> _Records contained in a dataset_
= = = = = = =

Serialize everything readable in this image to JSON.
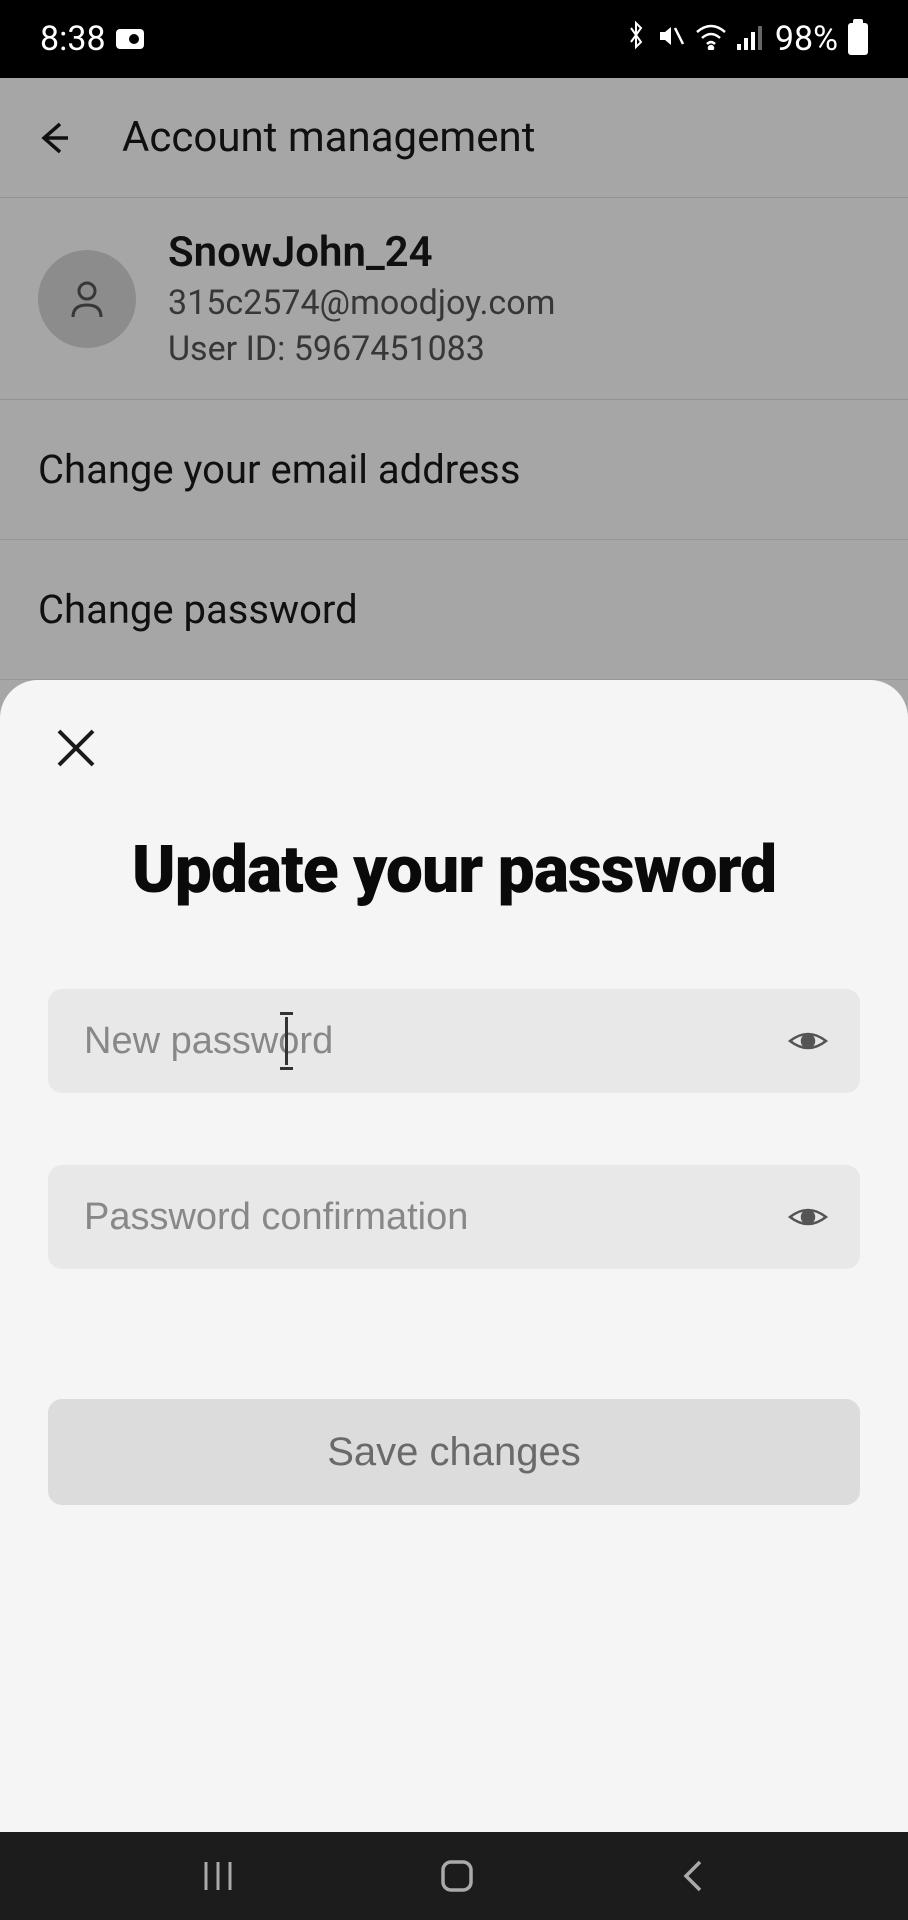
{
  "statusBar": {
    "time": "8:38",
    "batteryPercent": "98%"
  },
  "header": {
    "title": "Account management"
  },
  "user": {
    "username": "SnowJohn_24",
    "email": "315c2574@moodjoy.com",
    "idLabel": "User ID: 5967451083"
  },
  "menu": {
    "changeEmail": "Change your email address",
    "changePassword": "Change password"
  },
  "sheet": {
    "title": "Update your password",
    "newPasswordPlaceholder": "New password",
    "confirmPasswordPlaceholder": "Password confirmation",
    "saveButton": "Save changes"
  }
}
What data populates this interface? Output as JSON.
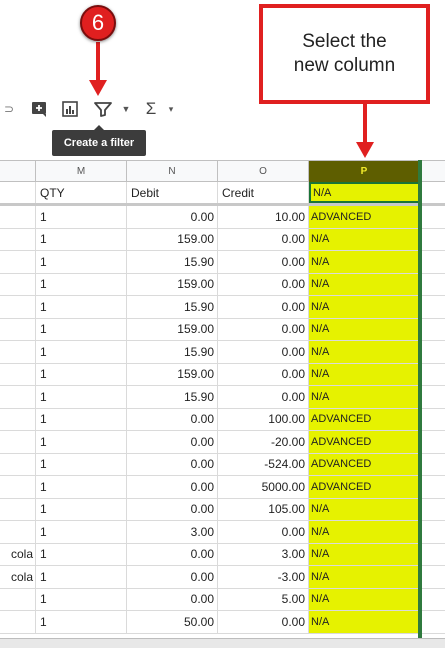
{
  "callout": {
    "step_number": "6",
    "instruction_line1": "Select the",
    "instruction_line2": "new column"
  },
  "toolbar": {
    "tooltip": "Create a filter",
    "icons": [
      "link-icon",
      "comment-icon",
      "chart-icon",
      "filter-icon",
      "chevron-down-icon",
      "sigma-icon",
      "chevron-down-icon"
    ]
  },
  "columns": [
    "M",
    "N",
    "O",
    "P"
  ],
  "header_row": {
    "m": "QTY",
    "n": "Debit",
    "o": "Credit",
    "p": "N/A"
  },
  "rows": [
    {
      "lead": "",
      "m": "1",
      "n": "0.00",
      "o": "10.00",
      "p": "ADVANCED"
    },
    {
      "lead": "",
      "m": "1",
      "n": "159.00",
      "o": "0.00",
      "p": "N/A"
    },
    {
      "lead": "",
      "m": "1",
      "n": "15.90",
      "o": "0.00",
      "p": "N/A"
    },
    {
      "lead": "",
      "m": "1",
      "n": "159.00",
      "o": "0.00",
      "p": "N/A"
    },
    {
      "lead": "",
      "m": "1",
      "n": "15.90",
      "o": "0.00",
      "p": "N/A"
    },
    {
      "lead": "",
      "m": "1",
      "n": "159.00",
      "o": "0.00",
      "p": "N/A"
    },
    {
      "lead": "",
      "m": "1",
      "n": "15.90",
      "o": "0.00",
      "p": "N/A"
    },
    {
      "lead": "",
      "m": "1",
      "n": "159.00",
      "o": "0.00",
      "p": "N/A"
    },
    {
      "lead": "",
      "m": "1",
      "n": "15.90",
      "o": "0.00",
      "p": "N/A"
    },
    {
      "lead": "",
      "m": "1",
      "n": "0.00",
      "o": "100.00",
      "p": "ADVANCED"
    },
    {
      "lead": "",
      "m": "1",
      "n": "0.00",
      "o": "-20.00",
      "p": "ADVANCED"
    },
    {
      "lead": "",
      "m": "1",
      "n": "0.00",
      "o": "-524.00",
      "p": "ADVANCED"
    },
    {
      "lead": "",
      "m": "1",
      "n": "0.00",
      "o": "5000.00",
      "p": "ADVANCED"
    },
    {
      "lead": "",
      "m": "1",
      "n": "0.00",
      "o": "105.00",
      "p": "N/A"
    },
    {
      "lead": "",
      "m": "1",
      "n": "3.00",
      "o": "0.00",
      "p": "N/A"
    },
    {
      "lead": "cola",
      "m": "1",
      "n": "0.00",
      "o": "3.00",
      "p": "N/A"
    },
    {
      "lead": "cola",
      "m": "1",
      "n": "0.00",
      "o": "-3.00",
      "p": "N/A"
    },
    {
      "lead": "",
      "m": "1",
      "n": "0.00",
      "o": "5.00",
      "p": "N/A"
    },
    {
      "lead": "",
      "m": "1",
      "n": "50.00",
      "o": "0.00",
      "p": "N/A"
    }
  ],
  "colors": {
    "highlight": "#e6f200",
    "selected_header": "#5e5e00",
    "annotation_red": "#e02020"
  }
}
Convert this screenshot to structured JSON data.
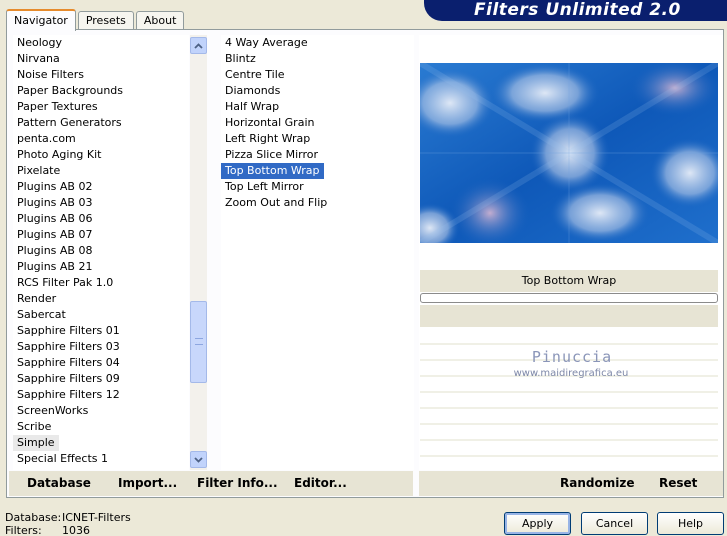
{
  "app": {
    "title": "Filters Unlimited 2.0"
  },
  "tabs": [
    {
      "label": "Navigator",
      "active": true
    },
    {
      "label": "Presets",
      "active": false
    },
    {
      "label": "About",
      "active": false
    }
  ],
  "categories": {
    "items": [
      "Neology",
      "Nirvana",
      "Noise Filters",
      "Paper Backgrounds",
      "Paper Textures",
      "Pattern Generators",
      "penta.com",
      "Photo Aging Kit",
      "Pixelate",
      "Plugins AB 02",
      "Plugins AB 03",
      "Plugins AB 06",
      "Plugins AB 07",
      "Plugins AB 08",
      "Plugins AB 21",
      "RCS Filter Pak 1.0",
      "Render",
      "Sabercat",
      "Sapphire Filters 01",
      "Sapphire Filters 03",
      "Sapphire Filters 04",
      "Sapphire Filters 09",
      "Sapphire Filters 12",
      "ScreenWorks",
      "Scribe",
      "Simple",
      "Special Effects 1"
    ],
    "selected": "Simple"
  },
  "filters": {
    "items": [
      "4 Way Average",
      "Blintz",
      "Centre Tile",
      "Diamonds",
      "Half Wrap",
      "Horizontal Grain",
      "Left Right Wrap",
      "Pizza Slice Mirror",
      "Top Bottom Wrap",
      "Top Left Mirror",
      "Zoom Out and Flip"
    ],
    "selected": "Top Bottom Wrap"
  },
  "preview": {
    "filter_name": "Top Bottom Wrap",
    "watermark_name": "Pinuccia",
    "watermark_url": "www.maidiregrafica.eu",
    "colors": {
      "base": "#1a64c0",
      "light": "#c3d6ee",
      "pink": "#c8a6c8"
    }
  },
  "toolbar": {
    "database": "Database",
    "import": "Import...",
    "filter_info": "Filter Info...",
    "editor": "Editor...",
    "randomize": "Randomize",
    "reset": "Reset"
  },
  "status": {
    "database_label": "Database:",
    "database_value": "ICNET-Filters",
    "filters_label": "Filters:",
    "filters_value": "1036"
  },
  "buttons": {
    "apply": "Apply",
    "cancel": "Cancel",
    "help": "Help"
  },
  "colors": {
    "banner": "#0a1f6e",
    "selection": "#316ac5",
    "tab_accent": "#e68b2c"
  }
}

= = = = = = =

Leave out the pictures and copy the rest of the material above exactly.

Serialize everything readable in this image to JSON.
{
  "statusBar": {
    "time": "8:38",
    "batteryPercent": "98%"
  },
  "header": {
    "title": "Account management"
  },
  "user": {
    "username": "SnowJohn_24",
    "email": "315c2574@moodjoy.com",
    "idLabel": "User ID: 5967451083"
  },
  "menu": {
    "changeEmail": "Change your email address",
    "changePassword": "Change password"
  },
  "sheet": {
    "title": "Update your password",
    "newPasswordPlaceholder": "New password",
    "confirmPasswordPlaceholder": "Password confirmation",
    "saveButton": "Save changes"
  }
}
What data populates this interface? Output as JSON.
{
  "callout": {
    "step_number": "6",
    "instruction_line1": "Select the",
    "instruction_line2": "new column"
  },
  "toolbar": {
    "tooltip": "Create a filter",
    "icons": [
      "link-icon",
      "comment-icon",
      "chart-icon",
      "filter-icon",
      "chevron-down-icon",
      "sigma-icon",
      "chevron-down-icon"
    ]
  },
  "columns": [
    "M",
    "N",
    "O",
    "P"
  ],
  "header_row": {
    "m": "QTY",
    "n": "Debit",
    "o": "Credit",
    "p": "N/A"
  },
  "rows": [
    {
      "lead": "",
      "m": "1",
      "n": "0.00",
      "o": "10.00",
      "p": "ADVANCED"
    },
    {
      "lead": "",
      "m": "1",
      "n": "159.00",
      "o": "0.00",
      "p": "N/A"
    },
    {
      "lead": "",
      "m": "1",
      "n": "15.90",
      "o": "0.00",
      "p": "N/A"
    },
    {
      "lead": "",
      "m": "1",
      "n": "159.00",
      "o": "0.00",
      "p": "N/A"
    },
    {
      "lead": "",
      "m": "1",
      "n": "15.90",
      "o": "0.00",
      "p": "N/A"
    },
    {
      "lead": "",
      "m": "1",
      "n": "159.00",
      "o": "0.00",
      "p": "N/A"
    },
    {
      "lead": "",
      "m": "1",
      "n": "15.90",
      "o": "0.00",
      "p": "N/A"
    },
    {
      "lead": "",
      "m": "1",
      "n": "159.00",
      "o": "0.00",
      "p": "N/A"
    },
    {
      "lead": "",
      "m": "1",
      "n": "15.90",
      "o": "0.00",
      "p": "N/A"
    },
    {
      "lead": "",
      "m": "1",
      "n": "0.00",
      "o": "100.00",
      "p": "ADVANCED"
    },
    {
      "lead": "",
      "m": "1",
      "n": "0.00",
      "o": "-20.00",
      "p": "ADVANCED"
    },
    {
      "lead": "",
      "m": "1",
      "n": "0.00",
      "o": "-524.00",
      "p": "ADVANCED"
    },
    {
      "lead": "",
      "m": "1",
      "n": "0.00",
      "o": "5000.00",
      "p": "ADVANCED"
    },
    {
      "lead": "",
      "m": "1",
      "n": "0.00",
      "o": "105.00",
      "p": "N/A"
    },
    {
      "lead": "",
      "m": "1",
      "n": "3.00",
      "o": "0.00",
      "p": "N/A"
    },
    {
      "lead": "cola",
      "m": "1",
      "n": "0.00",
      "o": "3.00",
      "p": "N/A"
    },
    {
      "lead": "cola",
      "m": "1",
      "n": "0.00",
      "o": "-3.00",
      "p": "N/A"
    },
    {
      "lead": "",
      "m": "1",
      "n": "0.00",
      "o": "5.00",
      "p": "N/A"
    },
    {
      "lead": "",
      "m": "1",
      "n": "50.00",
      "o": "0.00",
      "p": "N/A"
    }
  ],
  "colors": {
    "highlight": "#e6f200",
    "selected_header": "#5e5e00",
    "annotation_red": "#e02020"
  }
}
Convert this screenshot to structured JSON data.
{
  "app": {
    "title": "Filters Unlimited 2.0"
  },
  "tabs": [
    {
      "label": "Navigator",
      "active": true
    },
    {
      "label": "Presets",
      "active": false
    },
    {
      "label": "About",
      "active": false
    }
  ],
  "categories": {
    "items": [
      "Neology",
      "Nirvana",
      "Noise Filters",
      "Paper Backgrounds",
      "Paper Textures",
      "Pattern Generators",
      "penta.com",
      "Photo Aging Kit",
      "Pixelate",
      "Plugins AB 02",
      "Plugins AB 03",
      "Plugins AB 06",
      "Plugins AB 07",
      "Plugins AB 08",
      "Plugins AB 21",
      "RCS Filter Pak 1.0",
      "Render",
      "Sabercat",
      "Sapphire Filters 01",
      "Sapphire Filters 03",
      "Sapphire Filters 04",
      "Sapphire Filters 09",
      "Sapphire Filters 12",
      "ScreenWorks",
      "Scribe",
      "Simple",
      "Special Effects 1"
    ],
    "selected": "Simple"
  },
  "filters": {
    "items": [
      "4 Way Average",
      "Blintz",
      "Centre Tile",
      "Diamonds",
      "Half Wrap",
      "Horizontal Grain",
      "Left Right Wrap",
      "Pizza Slice Mirror",
      "Top Bottom Wrap",
      "Top Left Mirror",
      "Zoom Out and Flip"
    ],
    "selected": "Top Bottom Wrap"
  },
  "preview": {
    "filter_name": "Top Bottom Wrap",
    "watermark_name": "Pinuccia",
    "watermark_url": "www.maidiregrafica.eu",
    "colors": {
      "base": "#1a64c0",
      "light": "#c3d6ee",
      "pink": "#c8a6c8"
    }
  },
  "toolbar": {
    "database": "Database",
    "import": "Import...",
    "filter_info": "Filter Info...",
    "editor": "Editor...",
    "randomize": "Randomize",
    "reset": "Reset"
  },
  "status": {
    "database_label": "Database:",
    "database_value": "ICNET-Filters",
    "filters_label": "Filters:",
    "filters_value": "1036"
  },
  "buttons": {
    "apply": "Apply",
    "cancel": "Cancel",
    "help": "Help"
  },
  "colors": {
    "banner": "#0a1f6e",
    "selection": "#316ac5",
    "tab_accent": "#e68b2c"
  }
}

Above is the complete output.